(EXTRACT)

Viability, caspase activity assays and combination index calculation
Cell viability and caspase activity was determined using the CellTitre-Glo® luminescent viability kit and caspase Glo® assays (Promega, Madison, USA) as described in the manufacturer’s instructions. Calcusyn Software Version 2.1 (Cambridge Computing Imaging Ltd, Cambridge, UK) was used to calculate the combination index (CI) using the percentage of cells affected. The Chou-Talalay method  is employed by Calcusyn for calculating the CI. The software uses a method based on the median effect equation (MEE) derived from the mass action law and correlates dose and effect to produce the CI value; anything less than one showing a level of synergy (closer the number to 0 shows a greater degree of synergy) or a number greater than 1 showing antagonism between the agents. In this case we used the percentage of non-viable cells after treatment (as determined by the CellTitre-Glo® assay described above) as the fractional affect. This data is input into the software along with the dose of all agents used in the combination treatment.
To assess cell cycle changes, cells were harvested and re-suspended in 70% ice-cold ethanol overnight followed by staining with propidium iodide mix (40 μg/mL PI, 2 ng/ml RNase A). BD FITC Annexin V apoptosis detection kit (BD Biosciences, California, USA) was used according to the manufacturer’s instructions to assess apoptosis. Samples were analysed using LSRII and BD FACSDiva software.
Western blot analysis
Cells were washed and lysed using RIPA buffer (50 mM Tris (pH 7.4), 150 mM NaCl, 5 mM EDTA, 1% triton X(X100) and 0.1 % SDS) containing protease inhibitor cocktail tablets (Roche Products Ltd, Welwyn Garden City, UK) and phosphatase inhibitors (sodium fluoride and sodium orthovanadate). Protein concentration was quantified according to the manufacturer’s instructions (Pierce BCA Protein Assay kit, Thermo Fisher Scientific, USA). Total lysates were prepared by adding 10X loading buffer to 30 μg of total lysate before denaturation for 5 minutes at 95oC. Lysates were then electrophoresed on various percentage Tris Glycine gels and immunoblotted using anti-caspase 8 (Enzo Life Sciences, UK), anti-caspase 9, anti-caspase 3, anti-acetylated tubulin, anti-DNMT1, anti-AXL (Cell signalling, Massachusetts, USA), anti-hyperacetylated histone H4 (Merck Millipore, UK) and anti-PARP (eBioscience, UK) antibodies.
Bisulfite pyrosequencing for global DNA methylation analysis
DNA was extracted and bisulfite treated using the DNeasy Blood and Tissue Kit and the Epitect Bisulfite Kit (Qiagen, Crawley, UK) according to the manufacturer’s instructions. Bisulfite DNA underwent PCR using primers for the human LINE-1 sequence (Qiagen) and samples were sequenced using the Pyromark Q24 Pyrosequencer.

(End EXTRACT)

QUESTIONS TO ANSWER:
(a) Please summarize the methods text in two sentences.
(b) Decide whether each statement agrees with the methods text, and support each yes or no with the deciding words quoted from it.
(i) The combination index was calculated with Calcusyn Software Version 2.1.
(ii) A combination index greater than 1 indicates synergy.
(iii) Protein concentration was measured with a Bradford assay.

(EXTRACTED DATA)

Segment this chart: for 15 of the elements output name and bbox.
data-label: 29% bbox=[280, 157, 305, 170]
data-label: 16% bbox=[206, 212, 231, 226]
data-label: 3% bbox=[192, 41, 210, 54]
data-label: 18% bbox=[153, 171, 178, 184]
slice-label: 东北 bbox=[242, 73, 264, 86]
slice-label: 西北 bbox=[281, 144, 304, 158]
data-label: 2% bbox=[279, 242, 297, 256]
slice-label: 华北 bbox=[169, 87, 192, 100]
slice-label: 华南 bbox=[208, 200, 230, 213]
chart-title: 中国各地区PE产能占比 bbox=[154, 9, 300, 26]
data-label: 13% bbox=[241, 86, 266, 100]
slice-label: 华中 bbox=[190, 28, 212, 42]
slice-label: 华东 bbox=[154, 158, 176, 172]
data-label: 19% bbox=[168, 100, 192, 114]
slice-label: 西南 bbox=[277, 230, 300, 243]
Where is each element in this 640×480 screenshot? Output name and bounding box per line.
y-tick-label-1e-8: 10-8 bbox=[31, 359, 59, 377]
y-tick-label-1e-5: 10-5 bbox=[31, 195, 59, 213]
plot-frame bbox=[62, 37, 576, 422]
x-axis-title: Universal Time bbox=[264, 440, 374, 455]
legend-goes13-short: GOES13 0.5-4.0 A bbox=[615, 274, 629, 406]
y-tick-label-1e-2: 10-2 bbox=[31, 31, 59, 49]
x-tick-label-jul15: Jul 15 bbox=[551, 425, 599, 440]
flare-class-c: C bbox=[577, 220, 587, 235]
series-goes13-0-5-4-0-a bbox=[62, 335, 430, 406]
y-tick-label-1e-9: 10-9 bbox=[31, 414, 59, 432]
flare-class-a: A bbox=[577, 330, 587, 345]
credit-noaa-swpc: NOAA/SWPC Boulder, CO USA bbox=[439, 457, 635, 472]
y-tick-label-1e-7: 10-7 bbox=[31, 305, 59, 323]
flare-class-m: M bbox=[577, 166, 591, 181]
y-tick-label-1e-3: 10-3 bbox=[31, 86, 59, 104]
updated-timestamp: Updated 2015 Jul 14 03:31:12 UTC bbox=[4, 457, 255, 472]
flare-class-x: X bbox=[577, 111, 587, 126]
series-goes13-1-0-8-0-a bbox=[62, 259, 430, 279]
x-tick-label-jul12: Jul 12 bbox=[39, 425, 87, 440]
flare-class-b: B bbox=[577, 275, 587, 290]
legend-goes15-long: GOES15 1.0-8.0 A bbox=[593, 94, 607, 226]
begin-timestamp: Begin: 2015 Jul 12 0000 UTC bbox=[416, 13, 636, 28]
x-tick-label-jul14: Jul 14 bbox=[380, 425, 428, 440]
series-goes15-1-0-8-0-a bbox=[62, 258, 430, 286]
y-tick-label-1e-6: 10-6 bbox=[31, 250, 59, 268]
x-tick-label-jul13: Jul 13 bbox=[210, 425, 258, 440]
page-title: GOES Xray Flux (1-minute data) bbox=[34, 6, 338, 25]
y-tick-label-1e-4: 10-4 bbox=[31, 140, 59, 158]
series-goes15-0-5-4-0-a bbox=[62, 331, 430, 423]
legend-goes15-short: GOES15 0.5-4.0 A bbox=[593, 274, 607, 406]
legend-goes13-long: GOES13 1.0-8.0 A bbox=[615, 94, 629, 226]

(End EXTRACTED DATA)

ANSWERS TO THE TASKS:
(a) Cell viability and caspase activity were measured with Promega luminescent assays, and a combination index was calculated in Calcusyn from the percentage of non-viable cells, with values below 1 showing synergy and above 1 showing antagonism. Cell cycle and apoptosis were assessed with propidium iodide and Annexin V staining analyzed on an LSRII with BD FACSDiva software, proteins were examined by western blot, and global DNA methylation was analyzed by bisulfite pyrosequencing of the human LINE-1 sequence.

(b)
(i) Yes: "Calcusyn Software Version 2.1 (Cambridge Computing Imaging Ltd, Cambridge, UK) was used to calculate the combination index (CI)"
(ii) No: "a number greater than 1 showing antagonism between the agents"
(iii) No: "Protein concentration was quantified according to the manufacturer’s instructions (Pierce BCA Protein Assay kit"